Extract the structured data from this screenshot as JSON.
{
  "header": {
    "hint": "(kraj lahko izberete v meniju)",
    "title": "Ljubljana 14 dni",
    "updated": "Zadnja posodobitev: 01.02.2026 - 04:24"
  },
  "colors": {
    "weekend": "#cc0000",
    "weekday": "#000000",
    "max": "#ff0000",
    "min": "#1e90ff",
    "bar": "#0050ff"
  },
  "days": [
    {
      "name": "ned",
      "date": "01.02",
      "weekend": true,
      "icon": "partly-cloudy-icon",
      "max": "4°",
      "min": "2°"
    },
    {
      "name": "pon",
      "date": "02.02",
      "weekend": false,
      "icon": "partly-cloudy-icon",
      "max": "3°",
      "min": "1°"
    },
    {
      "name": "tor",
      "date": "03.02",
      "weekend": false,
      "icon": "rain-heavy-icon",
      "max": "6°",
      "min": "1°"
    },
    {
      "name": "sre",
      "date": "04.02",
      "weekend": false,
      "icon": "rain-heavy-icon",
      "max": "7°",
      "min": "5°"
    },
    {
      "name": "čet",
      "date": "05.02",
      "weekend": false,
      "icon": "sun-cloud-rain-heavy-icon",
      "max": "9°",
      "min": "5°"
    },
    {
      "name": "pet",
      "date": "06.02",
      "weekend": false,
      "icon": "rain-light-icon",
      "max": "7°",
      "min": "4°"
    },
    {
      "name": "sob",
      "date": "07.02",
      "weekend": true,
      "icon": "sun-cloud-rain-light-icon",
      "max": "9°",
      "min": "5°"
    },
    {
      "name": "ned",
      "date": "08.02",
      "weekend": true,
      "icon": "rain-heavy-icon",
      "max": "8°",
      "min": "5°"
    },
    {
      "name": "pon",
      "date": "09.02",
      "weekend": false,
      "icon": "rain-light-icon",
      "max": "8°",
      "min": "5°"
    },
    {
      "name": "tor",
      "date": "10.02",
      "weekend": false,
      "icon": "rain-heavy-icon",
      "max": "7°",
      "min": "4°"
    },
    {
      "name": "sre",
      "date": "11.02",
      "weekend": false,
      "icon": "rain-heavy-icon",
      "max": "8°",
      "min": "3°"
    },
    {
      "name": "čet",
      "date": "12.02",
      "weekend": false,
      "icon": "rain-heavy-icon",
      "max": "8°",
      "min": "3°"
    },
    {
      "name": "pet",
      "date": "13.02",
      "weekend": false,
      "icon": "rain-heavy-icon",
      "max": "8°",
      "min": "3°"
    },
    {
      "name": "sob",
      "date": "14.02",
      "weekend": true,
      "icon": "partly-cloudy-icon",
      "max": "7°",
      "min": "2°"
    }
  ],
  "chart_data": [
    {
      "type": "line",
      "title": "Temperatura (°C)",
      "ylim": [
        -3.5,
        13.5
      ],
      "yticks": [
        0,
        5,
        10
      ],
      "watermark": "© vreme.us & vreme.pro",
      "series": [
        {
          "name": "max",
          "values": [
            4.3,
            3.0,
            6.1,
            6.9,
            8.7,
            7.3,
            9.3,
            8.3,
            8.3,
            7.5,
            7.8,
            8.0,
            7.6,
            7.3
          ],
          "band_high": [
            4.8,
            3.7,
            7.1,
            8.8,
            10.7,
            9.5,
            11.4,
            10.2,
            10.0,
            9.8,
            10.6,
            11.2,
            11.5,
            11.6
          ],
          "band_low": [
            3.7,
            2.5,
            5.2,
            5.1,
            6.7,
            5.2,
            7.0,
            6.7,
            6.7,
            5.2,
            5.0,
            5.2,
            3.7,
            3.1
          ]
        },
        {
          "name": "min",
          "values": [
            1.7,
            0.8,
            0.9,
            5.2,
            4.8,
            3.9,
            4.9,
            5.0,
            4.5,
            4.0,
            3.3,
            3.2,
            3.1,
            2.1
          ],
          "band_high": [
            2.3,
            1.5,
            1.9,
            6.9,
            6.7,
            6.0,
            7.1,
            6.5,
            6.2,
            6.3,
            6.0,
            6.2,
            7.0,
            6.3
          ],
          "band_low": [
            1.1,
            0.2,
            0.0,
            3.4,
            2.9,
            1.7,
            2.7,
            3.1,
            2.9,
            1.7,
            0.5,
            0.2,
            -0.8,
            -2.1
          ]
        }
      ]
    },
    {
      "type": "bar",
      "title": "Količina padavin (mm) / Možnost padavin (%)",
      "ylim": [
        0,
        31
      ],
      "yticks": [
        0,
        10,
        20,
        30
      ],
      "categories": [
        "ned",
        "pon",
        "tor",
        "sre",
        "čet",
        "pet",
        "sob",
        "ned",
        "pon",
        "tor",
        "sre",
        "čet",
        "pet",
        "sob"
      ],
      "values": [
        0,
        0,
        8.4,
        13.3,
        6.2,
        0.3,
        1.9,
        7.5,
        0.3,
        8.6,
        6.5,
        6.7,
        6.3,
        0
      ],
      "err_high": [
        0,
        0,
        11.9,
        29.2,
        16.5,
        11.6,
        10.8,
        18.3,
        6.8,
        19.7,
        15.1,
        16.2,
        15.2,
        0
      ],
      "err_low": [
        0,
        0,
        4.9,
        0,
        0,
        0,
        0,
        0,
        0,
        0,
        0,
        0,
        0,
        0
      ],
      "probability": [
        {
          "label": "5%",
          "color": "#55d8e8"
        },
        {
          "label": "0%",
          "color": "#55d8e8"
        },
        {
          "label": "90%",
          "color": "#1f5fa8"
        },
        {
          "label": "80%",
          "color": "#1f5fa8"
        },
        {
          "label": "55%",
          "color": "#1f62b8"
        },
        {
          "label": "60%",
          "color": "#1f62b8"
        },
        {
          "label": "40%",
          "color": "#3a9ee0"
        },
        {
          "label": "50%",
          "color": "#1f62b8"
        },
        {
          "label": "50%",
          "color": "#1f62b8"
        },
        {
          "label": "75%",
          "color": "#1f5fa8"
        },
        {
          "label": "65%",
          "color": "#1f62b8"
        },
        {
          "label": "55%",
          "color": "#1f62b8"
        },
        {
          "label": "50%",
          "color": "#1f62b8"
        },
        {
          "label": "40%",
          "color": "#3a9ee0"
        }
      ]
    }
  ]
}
----------
*Written request*. Repeat the material above in full, quoting it exactly.

*Solved problem*.
Extract the structured data from this screenshot as JSON.
{
  "header": {
    "hint": "(kraj lahko izberete v meniju)",
    "title": "Ljubljana 14 dni",
    "updated": "Zadnja posodobitev: 01.02.2026 - 04:24"
  },
  "colors": {
    "weekend": "#cc0000",
    "weekday": "#000000",
    "max": "#ff0000",
    "min": "#1e90ff",
    "bar": "#0050ff"
  },
  "days": [
    {
      "name": "ned",
      "date": "01.02",
      "weekend": true,
      "icon": "partly-cloudy-icon",
      "max": "4°",
      "min": "2°"
    },
    {
      "name": "pon",
      "date": "02.02",
      "weekend": false,
      "icon": "partly-cloudy-icon",
      "max": "3°",
      "min": "1°"
    },
    {
      "name": "tor",
      "date": "03.02",
      "weekend": false,
      "icon": "rain-heavy-icon",
      "max": "6°",
      "min": "1°"
    },
    {
      "name": "sre",
      "date": "04.02",
      "weekend": false,
      "icon": "rain-heavy-icon",
      "max": "7°",
      "min": "5°"
    },
    {
      "name": "čet",
      "date": "05.02",
      "weekend": false,
      "icon": "sun-cloud-rain-heavy-icon",
      "max": "9°",
      "min": "5°"
    },
    {
      "name": "pet",
      "date": "06.02",
      "weekend": false,
      "icon": "rain-light-icon",
      "max": "7°",
      "min": "4°"
    },
    {
      "name": "sob",
      "date": "07.02",
      "weekend": true,
      "icon": "sun-cloud-rain-light-icon",
      "max": "9°",
      "min": "5°"
    },
    {
      "name": "ned",
      "date": "08.02",
      "weekend": true,
      "icon": "rain-heavy-icon",
      "max": "8°",
      "min": "5°"
    },
    {
      "name": "pon",
      "date": "09.02",
      "weekend": false,
      "icon": "rain-light-icon",
      "max": "8°",
      "min": "5°"
    },
    {
      "name": "tor",
      "date": "10.02",
      "weekend": false,
      "icon": "rain-heavy-icon",
      "max": "7°",
      "min": "4°"
    },
    {
      "name": "sre",
      "date": "11.02",
      "weekend": false,
      "icon": "rain-heavy-icon",
      "max": "8°",
      "min": "3°"
    },
    {
      "name": "čet",
      "date": "12.02",
      "weekend": false,
      "icon": "rain-heavy-icon",
      "max": "8°",
      "min": "3°"
    },
    {
      "name": "pet",
      "date": "13.02",
      "weekend": false,
      "icon": "rain-heavy-icon",
      "max": "8°",
      "min": "3°"
    },
    {
      "name": "sob",
      "date": "14.02",
      "weekend": true,
      "icon": "partly-cloudy-icon",
      "max": "7°",
      "min": "2°"
    }
  ],
  "chart_data": [
    {
      "type": "line",
      "title": "Temperatura (°C)",
      "ylim": [
        -3.5,
        13.5
      ],
      "yticks": [
        0,
        5,
        10
      ],
      "watermark": "© vreme.us & vreme.pro",
      "series": [
        {
          "name": "max",
          "values": [
            4.3,
            3.0,
            6.1,
            6.9,
            8.7,
            7.3,
            9.3,
            8.3,
            8.3,
            7.5,
            7.8,
            8.0,
            7.6,
            7.3
          ],
          "band_high": [
            4.8,
            3.7,
            7.1,
            8.8,
            10.7,
            9.5,
            11.4,
            10.2,
            10.0,
            9.8,
            10.6,
            11.2,
            11.5,
            11.6
          ],
          "band_low": [
            3.7,
            2.5,
            5.2,
            5.1,
            6.7,
            5.2,
            7.0,
            6.7,
            6.7,
            5.2,
            5.0,
            5.2,
            3.7,
            3.1
          ]
        },
        {
          "name": "min",
          "values": [
            1.7,
            0.8,
            0.9,
            5.2,
            4.8,
            3.9,
            4.9,
            5.0,
            4.5,
            4.0,
            3.3,
            3.2,
            3.1,
            2.1
          ],
          "band_high": [
            2.3,
            1.5,
            1.9,
            6.9,
            6.7,
            6.0,
            7.1,
            6.5,
            6.2,
            6.3,
            6.0,
            6.2,
            7.0,
            6.3
          ],
          "band_low": [
            1.1,
            0.2,
            0.0,
            3.4,
            2.9,
            1.7,
            2.7,
            3.1,
            2.9,
            1.7,
            0.5,
            0.2,
            -0.8,
            -2.1
          ]
        }
      ]
    },
    {
      "type": "bar",
      "title": "Količina padavin (mm) / Možnost padavin (%)",
      "ylim": [
        0,
        31
      ],
      "yticks": [
        0,
        10,
        20,
        30
      ],
      "categories": [
        "ned",
        "pon",
        "tor",
        "sre",
        "čet",
        "pet",
        "sob",
        "ned",
        "pon",
        "tor",
        "sre",
        "čet",
        "pet",
        "sob"
      ],
      "values": [
        0,
        0,
        8.4,
        13.3,
        6.2,
        0.3,
        1.9,
        7.5,
        0.3,
        8.6,
        6.5,
        6.7,
        6.3,
        0
      ],
      "err_high": [
        0,
        0,
        11.9,
        29.2,
        16.5,
        11.6,
        10.8,
        18.3,
        6.8,
        19.7,
        15.1,
        16.2,
        15.2,
        0
      ],
      "err_low": [
        0,
        0,
        4.9,
        0,
        0,
        0,
        0,
        0,
        0,
        0,
        0,
        0,
        0,
        0
      ],
      "probability": [
        {
          "label": "5%",
          "color": "#55d8e8"
        },
        {
          "label": "0%",
          "color": "#55d8e8"
        },
        {
          "label": "90%",
          "color": "#1f5fa8"
        },
        {
          "label": "80%",
          "color": "#1f5fa8"
        },
        {
          "label": "55%",
          "color": "#1f62b8"
        },
        {
          "label": "60%",
          "color": "#1f62b8"
        },
        {
          "label": "40%",
          "color": "#3a9ee0"
        },
        {
          "label": "50%",
          "color": "#1f62b8"
        },
        {
          "label": "50%",
          "color": "#1f62b8"
        },
        {
          "label": "75%",
          "color": "#1f5fa8"
        },
        {
          "label": "65%",
          "color": "#1f62b8"
        },
        {
          "label": "55%",
          "color": "#1f62b8"
        },
        {
          "label": "50%",
          "color": "#1f62b8"
        },
        {
          "label": "40%",
          "color": "#3a9ee0"
        }
      ]
    }
  ]
}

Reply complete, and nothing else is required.